- _Provided records_
——

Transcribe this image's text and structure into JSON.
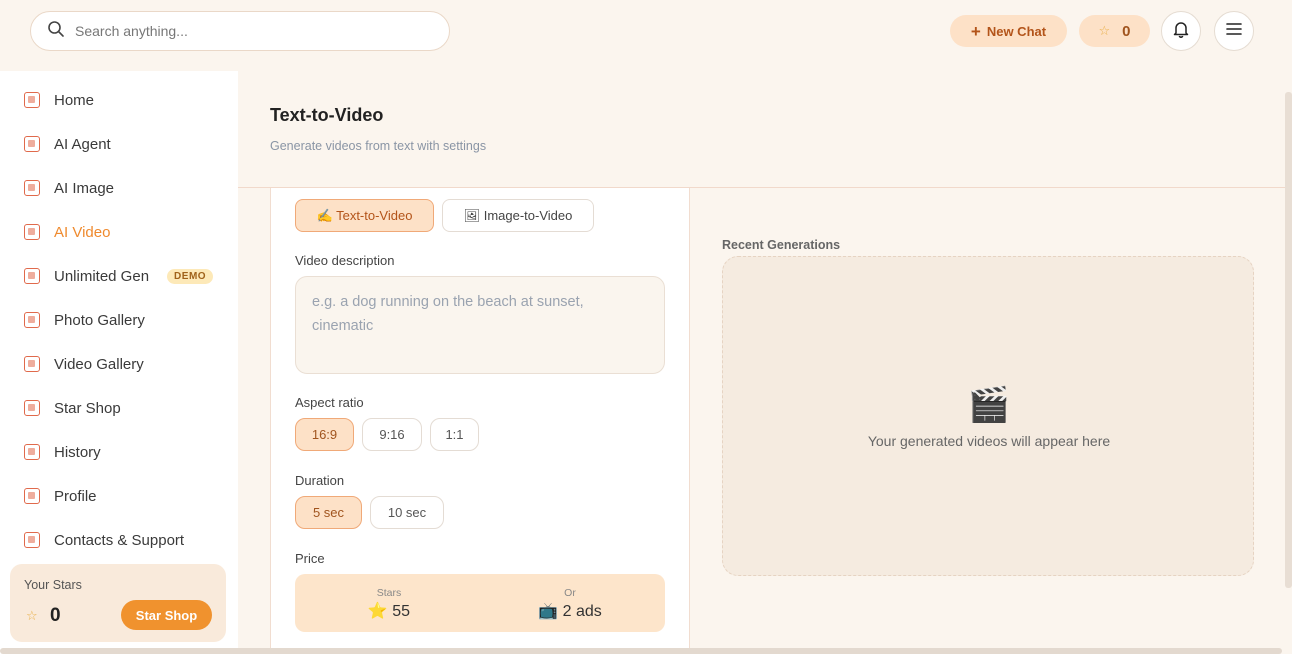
{
  "header": {
    "search_placeholder": "Search anything...",
    "new_chat_label": "New Chat",
    "stars_count": "0"
  },
  "sidebar": {
    "items": [
      {
        "label": "Home",
        "icon": "home-icon"
      },
      {
        "label": "AI Agent",
        "icon": "agent-icon"
      },
      {
        "label": "AI Image",
        "icon": "image-icon"
      },
      {
        "label": "AI Video",
        "icon": "video-icon",
        "active": true
      },
      {
        "label": "Unlimited Gen",
        "icon": "unlimited-icon",
        "badge": "DEMO"
      },
      {
        "label": "Photo Gallery",
        "icon": "photo-gallery-icon"
      },
      {
        "label": "Video Gallery",
        "icon": "video-gallery-icon"
      },
      {
        "label": "Star Shop",
        "icon": "shop-icon"
      },
      {
        "label": "History",
        "icon": "history-icon"
      },
      {
        "label": "Profile",
        "icon": "profile-icon"
      },
      {
        "label": "Contacts & Support",
        "icon": "support-icon"
      }
    ],
    "your_stars": {
      "label": "Your Stars",
      "value": "0",
      "button_label": "Star Shop"
    }
  },
  "main": {
    "title": "Text-to-Video",
    "subtitle": "Generate videos from text with settings",
    "mode_tabs": [
      {
        "label": "✍ Text-to-Video",
        "active": true
      },
      {
        "label": "🖼 Image-to-Video",
        "active": false
      }
    ],
    "description": {
      "label": "Video description",
      "placeholder": "e.g. a dog running on the beach at sunset, cinematic"
    },
    "aspect_ratio": {
      "label": "Aspect ratio",
      "options": [
        "16:9",
        "9:16",
        "1:1"
      ],
      "selected": "16:9"
    },
    "duration": {
      "label": "Duration",
      "options": [
        "5 sec",
        "10 sec"
      ],
      "selected": "5 sec"
    },
    "price": {
      "label": "Price",
      "stars_caption": "Stars",
      "stars_value": "⭐ 55",
      "or_caption": "Or",
      "ads_value": "📺 2 ads"
    },
    "recent": {
      "title": "Recent Generations",
      "empty_icon": "🎬",
      "empty_text": "Your generated videos will appear here"
    }
  },
  "colors": {
    "accent": "#ef8a2e",
    "accent_soft": "#fde1c7",
    "background": "#fbf5ee"
  }
}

——

- _Directive_
Filter the listing for the word "videos" and copy every line that holds it.

- _Reply to the task_
    "subtitle": "Generate videos from text with settings",
      "empty_text": "Your generated videos will appear here"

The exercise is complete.